§ The request: Go through the entries one line at a time, and gather every line that has the word "August".

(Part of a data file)
## begin

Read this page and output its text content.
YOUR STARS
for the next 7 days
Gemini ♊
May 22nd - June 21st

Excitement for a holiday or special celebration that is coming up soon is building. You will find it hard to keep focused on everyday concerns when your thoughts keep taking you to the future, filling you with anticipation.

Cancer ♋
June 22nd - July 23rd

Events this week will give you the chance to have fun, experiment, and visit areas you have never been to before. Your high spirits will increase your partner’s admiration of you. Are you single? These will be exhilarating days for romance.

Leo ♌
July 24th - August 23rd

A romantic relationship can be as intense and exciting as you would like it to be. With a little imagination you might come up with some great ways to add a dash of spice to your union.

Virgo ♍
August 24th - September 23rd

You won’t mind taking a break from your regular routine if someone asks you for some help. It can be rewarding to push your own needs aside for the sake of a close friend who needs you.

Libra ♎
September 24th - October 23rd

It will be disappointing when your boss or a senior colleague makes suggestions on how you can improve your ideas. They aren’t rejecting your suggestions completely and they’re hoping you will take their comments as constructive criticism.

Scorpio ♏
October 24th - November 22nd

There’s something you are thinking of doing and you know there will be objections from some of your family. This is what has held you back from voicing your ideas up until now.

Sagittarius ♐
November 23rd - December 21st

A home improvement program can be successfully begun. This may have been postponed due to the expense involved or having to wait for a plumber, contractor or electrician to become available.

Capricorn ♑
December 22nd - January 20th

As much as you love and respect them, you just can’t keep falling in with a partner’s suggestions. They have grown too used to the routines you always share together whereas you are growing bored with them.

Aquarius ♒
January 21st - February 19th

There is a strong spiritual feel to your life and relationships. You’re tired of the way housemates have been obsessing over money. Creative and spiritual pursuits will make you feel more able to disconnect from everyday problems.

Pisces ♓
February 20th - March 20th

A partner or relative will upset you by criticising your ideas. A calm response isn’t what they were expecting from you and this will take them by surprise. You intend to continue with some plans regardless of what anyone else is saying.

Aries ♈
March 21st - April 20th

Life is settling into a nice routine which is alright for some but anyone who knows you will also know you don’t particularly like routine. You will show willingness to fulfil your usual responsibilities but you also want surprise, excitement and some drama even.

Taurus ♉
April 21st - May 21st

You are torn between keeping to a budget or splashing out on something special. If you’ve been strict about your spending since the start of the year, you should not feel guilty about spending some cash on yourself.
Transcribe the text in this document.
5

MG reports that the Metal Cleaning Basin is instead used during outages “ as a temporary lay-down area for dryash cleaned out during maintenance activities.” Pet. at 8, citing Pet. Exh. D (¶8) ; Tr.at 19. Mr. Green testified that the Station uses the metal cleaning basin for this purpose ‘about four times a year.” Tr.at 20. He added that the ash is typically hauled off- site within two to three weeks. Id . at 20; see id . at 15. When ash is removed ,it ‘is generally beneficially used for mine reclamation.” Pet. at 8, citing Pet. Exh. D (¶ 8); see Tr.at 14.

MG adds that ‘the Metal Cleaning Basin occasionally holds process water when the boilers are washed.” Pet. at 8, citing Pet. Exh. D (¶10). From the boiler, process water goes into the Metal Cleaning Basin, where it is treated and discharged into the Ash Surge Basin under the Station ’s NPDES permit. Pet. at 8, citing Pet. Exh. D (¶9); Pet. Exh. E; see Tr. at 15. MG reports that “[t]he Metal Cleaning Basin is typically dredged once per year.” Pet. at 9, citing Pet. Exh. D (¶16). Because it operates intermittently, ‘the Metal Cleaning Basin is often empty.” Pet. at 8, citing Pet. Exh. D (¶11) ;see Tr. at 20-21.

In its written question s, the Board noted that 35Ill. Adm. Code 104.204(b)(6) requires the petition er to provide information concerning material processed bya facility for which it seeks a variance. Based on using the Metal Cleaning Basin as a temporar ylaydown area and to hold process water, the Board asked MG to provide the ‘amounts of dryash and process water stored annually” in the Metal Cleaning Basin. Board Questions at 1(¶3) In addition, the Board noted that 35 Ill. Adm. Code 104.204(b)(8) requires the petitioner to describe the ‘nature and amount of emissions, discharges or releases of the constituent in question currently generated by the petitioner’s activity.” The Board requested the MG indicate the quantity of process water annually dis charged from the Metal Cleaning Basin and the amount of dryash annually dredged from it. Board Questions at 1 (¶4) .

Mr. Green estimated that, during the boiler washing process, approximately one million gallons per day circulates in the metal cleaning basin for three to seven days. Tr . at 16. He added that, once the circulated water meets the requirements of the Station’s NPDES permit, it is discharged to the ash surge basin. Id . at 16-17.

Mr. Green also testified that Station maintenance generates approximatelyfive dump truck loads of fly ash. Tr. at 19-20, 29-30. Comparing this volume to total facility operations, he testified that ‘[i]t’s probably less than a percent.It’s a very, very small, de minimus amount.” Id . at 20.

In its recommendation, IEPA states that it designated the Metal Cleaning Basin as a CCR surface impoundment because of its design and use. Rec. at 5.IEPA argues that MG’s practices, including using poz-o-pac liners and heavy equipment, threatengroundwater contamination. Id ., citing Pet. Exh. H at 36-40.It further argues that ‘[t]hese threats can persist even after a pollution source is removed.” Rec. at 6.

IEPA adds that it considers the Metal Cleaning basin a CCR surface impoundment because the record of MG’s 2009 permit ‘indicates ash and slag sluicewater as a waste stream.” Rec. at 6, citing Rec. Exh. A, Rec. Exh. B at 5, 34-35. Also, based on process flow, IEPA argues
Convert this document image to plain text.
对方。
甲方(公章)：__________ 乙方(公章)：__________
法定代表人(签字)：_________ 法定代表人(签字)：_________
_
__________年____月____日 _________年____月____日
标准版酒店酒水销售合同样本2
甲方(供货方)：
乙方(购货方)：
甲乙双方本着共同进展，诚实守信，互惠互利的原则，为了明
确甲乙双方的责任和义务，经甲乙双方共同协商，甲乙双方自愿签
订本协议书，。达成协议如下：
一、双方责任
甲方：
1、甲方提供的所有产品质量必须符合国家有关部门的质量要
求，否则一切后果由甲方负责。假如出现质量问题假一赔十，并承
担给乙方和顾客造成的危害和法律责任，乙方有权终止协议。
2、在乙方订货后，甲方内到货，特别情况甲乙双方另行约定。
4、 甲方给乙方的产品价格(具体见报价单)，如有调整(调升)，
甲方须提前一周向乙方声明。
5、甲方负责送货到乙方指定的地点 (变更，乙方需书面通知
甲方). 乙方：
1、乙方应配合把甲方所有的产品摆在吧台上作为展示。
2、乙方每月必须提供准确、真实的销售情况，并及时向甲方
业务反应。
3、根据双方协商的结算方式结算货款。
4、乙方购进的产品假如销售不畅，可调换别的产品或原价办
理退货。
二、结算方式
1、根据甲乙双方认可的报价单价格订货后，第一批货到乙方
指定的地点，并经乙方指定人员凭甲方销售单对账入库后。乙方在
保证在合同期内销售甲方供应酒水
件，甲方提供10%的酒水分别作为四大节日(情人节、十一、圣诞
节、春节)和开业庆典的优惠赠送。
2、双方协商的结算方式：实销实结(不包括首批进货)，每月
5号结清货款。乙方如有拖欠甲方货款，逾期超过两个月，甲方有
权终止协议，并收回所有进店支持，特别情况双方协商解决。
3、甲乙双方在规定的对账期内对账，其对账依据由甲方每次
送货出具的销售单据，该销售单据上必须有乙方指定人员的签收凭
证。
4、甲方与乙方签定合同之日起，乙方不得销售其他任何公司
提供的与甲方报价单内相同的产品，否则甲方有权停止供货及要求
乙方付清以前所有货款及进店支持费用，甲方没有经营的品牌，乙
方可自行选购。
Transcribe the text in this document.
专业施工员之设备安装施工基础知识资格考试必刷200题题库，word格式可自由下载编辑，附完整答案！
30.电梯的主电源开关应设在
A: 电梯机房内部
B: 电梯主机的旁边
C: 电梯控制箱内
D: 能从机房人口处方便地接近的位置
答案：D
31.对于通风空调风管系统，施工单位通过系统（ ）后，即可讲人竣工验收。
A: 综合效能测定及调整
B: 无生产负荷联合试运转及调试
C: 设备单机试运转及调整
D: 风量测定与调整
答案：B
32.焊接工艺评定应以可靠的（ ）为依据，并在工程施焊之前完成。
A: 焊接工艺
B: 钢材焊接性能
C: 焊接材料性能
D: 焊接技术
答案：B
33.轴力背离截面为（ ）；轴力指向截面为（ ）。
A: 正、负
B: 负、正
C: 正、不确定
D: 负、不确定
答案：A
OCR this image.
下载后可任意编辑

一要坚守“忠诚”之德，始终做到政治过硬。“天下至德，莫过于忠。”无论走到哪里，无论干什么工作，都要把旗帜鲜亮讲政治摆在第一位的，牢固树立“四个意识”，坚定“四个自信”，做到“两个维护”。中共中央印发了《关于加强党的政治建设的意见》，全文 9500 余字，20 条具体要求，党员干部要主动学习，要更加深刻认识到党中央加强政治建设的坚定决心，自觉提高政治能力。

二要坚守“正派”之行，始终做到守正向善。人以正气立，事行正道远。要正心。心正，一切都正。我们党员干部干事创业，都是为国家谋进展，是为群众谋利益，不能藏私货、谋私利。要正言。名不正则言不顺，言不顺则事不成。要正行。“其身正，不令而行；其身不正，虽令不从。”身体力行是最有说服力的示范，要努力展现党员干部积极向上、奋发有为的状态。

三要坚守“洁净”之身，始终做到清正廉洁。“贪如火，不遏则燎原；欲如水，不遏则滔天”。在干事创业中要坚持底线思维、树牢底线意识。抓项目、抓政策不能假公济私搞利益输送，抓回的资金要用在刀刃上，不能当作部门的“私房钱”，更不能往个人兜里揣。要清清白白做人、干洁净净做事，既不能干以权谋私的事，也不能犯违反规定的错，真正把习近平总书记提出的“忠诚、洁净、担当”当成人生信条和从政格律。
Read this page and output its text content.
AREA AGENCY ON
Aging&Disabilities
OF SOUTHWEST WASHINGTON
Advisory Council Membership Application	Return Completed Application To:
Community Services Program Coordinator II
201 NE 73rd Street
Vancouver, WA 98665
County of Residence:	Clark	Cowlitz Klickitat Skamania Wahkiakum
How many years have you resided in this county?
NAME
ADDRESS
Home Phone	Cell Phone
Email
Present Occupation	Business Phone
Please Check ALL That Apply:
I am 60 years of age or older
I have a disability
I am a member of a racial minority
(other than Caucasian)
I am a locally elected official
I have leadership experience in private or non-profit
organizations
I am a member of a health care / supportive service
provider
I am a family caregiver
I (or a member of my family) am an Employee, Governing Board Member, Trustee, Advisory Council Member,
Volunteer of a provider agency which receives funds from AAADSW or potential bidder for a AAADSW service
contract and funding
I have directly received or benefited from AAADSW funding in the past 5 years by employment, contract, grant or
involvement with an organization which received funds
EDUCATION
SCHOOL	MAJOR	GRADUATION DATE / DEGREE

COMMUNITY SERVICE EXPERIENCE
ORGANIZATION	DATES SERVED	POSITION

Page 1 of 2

## end

§ Task answer:
July 24th - August 23rd
August 24th - September 23rd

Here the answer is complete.